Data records
::::

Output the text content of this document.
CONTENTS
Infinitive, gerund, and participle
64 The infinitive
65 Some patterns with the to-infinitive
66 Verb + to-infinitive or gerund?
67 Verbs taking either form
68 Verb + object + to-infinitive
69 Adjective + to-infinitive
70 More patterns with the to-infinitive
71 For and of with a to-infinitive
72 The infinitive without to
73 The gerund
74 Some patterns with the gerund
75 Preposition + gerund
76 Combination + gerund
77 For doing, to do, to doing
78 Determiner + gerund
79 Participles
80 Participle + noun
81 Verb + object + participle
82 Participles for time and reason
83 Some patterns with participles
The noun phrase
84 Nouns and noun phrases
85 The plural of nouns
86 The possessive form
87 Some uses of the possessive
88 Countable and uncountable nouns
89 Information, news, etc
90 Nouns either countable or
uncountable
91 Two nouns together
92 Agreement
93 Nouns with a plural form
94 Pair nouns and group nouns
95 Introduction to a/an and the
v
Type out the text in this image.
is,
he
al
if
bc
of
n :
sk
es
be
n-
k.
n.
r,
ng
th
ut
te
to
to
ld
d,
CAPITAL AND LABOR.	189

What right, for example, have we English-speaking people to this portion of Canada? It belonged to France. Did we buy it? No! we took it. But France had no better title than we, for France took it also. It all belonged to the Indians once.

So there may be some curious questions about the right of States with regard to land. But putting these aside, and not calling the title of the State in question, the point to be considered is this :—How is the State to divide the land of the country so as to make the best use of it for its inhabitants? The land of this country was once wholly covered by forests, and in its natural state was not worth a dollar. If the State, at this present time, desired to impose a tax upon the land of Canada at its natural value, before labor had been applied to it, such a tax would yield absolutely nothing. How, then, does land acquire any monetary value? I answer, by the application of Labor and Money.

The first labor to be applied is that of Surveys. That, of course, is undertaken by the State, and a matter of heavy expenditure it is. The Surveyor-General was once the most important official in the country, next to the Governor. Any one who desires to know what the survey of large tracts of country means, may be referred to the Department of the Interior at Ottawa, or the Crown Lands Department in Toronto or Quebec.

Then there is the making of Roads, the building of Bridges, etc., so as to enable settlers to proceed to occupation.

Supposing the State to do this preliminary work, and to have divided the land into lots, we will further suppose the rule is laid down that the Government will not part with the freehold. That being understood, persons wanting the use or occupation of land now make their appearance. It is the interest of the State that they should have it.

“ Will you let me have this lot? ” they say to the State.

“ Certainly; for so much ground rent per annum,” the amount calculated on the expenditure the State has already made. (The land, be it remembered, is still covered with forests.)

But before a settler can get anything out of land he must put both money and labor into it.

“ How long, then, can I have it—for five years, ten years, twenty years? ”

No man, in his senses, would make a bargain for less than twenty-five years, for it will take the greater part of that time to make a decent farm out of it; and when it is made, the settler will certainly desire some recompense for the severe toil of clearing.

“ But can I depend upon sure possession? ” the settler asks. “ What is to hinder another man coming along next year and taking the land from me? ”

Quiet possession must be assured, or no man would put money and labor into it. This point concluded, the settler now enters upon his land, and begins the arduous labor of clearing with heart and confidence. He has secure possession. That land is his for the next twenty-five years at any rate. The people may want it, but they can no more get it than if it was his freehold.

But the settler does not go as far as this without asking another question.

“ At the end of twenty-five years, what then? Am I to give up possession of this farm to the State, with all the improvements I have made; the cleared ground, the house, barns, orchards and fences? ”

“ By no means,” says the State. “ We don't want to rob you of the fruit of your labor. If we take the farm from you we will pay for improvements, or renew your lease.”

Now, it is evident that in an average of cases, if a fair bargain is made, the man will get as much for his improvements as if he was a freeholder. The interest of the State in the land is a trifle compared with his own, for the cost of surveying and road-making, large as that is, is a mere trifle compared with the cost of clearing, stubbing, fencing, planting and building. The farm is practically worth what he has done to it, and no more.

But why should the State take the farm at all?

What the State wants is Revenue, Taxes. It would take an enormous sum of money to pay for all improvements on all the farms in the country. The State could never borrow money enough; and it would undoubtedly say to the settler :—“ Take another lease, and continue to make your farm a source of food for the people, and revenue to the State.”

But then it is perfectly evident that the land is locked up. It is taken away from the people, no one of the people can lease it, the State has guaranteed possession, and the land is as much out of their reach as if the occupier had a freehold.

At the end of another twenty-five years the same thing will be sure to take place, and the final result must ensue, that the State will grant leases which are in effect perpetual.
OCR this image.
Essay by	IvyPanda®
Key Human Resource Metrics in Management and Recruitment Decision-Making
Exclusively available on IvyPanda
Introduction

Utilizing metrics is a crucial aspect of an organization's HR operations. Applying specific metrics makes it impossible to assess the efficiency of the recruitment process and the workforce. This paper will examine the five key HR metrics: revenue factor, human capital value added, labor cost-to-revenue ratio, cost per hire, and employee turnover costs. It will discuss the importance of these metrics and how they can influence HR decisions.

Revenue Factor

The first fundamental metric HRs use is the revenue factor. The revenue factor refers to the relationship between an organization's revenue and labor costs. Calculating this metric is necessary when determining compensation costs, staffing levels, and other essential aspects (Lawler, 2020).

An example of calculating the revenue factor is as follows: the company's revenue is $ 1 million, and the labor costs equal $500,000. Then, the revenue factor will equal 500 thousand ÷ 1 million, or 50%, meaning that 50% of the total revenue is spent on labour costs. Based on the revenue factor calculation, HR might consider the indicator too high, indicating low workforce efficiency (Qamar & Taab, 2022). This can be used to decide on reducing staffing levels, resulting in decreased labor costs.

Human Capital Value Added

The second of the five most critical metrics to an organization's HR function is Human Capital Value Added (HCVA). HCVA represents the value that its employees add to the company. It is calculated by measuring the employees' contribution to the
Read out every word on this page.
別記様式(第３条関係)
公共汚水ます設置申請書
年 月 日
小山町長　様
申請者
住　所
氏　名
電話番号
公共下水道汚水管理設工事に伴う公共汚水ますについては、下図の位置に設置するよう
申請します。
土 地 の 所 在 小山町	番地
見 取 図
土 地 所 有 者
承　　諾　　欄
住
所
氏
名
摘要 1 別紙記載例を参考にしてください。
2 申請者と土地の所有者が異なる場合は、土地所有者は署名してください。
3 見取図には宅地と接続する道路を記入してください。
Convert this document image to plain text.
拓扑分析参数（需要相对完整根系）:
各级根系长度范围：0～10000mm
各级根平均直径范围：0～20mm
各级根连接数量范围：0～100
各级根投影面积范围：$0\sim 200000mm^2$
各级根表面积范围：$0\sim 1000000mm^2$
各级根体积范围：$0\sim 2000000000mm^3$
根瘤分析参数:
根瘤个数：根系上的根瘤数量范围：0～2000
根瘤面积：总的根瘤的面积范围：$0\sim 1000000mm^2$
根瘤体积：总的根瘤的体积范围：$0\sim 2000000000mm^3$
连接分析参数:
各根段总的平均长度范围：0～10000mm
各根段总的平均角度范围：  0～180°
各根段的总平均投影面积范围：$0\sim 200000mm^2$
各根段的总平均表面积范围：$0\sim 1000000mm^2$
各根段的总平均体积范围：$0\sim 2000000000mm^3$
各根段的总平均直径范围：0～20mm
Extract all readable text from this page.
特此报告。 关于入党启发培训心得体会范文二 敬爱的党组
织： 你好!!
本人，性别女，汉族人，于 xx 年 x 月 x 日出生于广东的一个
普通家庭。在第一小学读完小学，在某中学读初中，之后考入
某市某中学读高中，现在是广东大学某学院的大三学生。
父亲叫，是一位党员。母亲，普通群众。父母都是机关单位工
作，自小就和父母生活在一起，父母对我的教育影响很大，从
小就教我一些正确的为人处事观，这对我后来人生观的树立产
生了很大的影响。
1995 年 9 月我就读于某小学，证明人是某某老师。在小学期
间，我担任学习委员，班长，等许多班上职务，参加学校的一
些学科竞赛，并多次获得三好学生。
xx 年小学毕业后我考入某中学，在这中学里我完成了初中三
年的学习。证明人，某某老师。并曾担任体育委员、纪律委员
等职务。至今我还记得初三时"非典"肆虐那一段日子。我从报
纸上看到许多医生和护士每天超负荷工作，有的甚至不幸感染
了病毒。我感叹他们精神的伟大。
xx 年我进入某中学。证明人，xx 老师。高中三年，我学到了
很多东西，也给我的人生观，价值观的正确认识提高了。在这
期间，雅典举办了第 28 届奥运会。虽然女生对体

::::

WHAT THE TASK ASKS -> Using the entries above, return each line in which the word "plural" occurs.

ANSWER TO THIS EXERCISE ->
85 The plural of nouns
93 Nouns with a plural form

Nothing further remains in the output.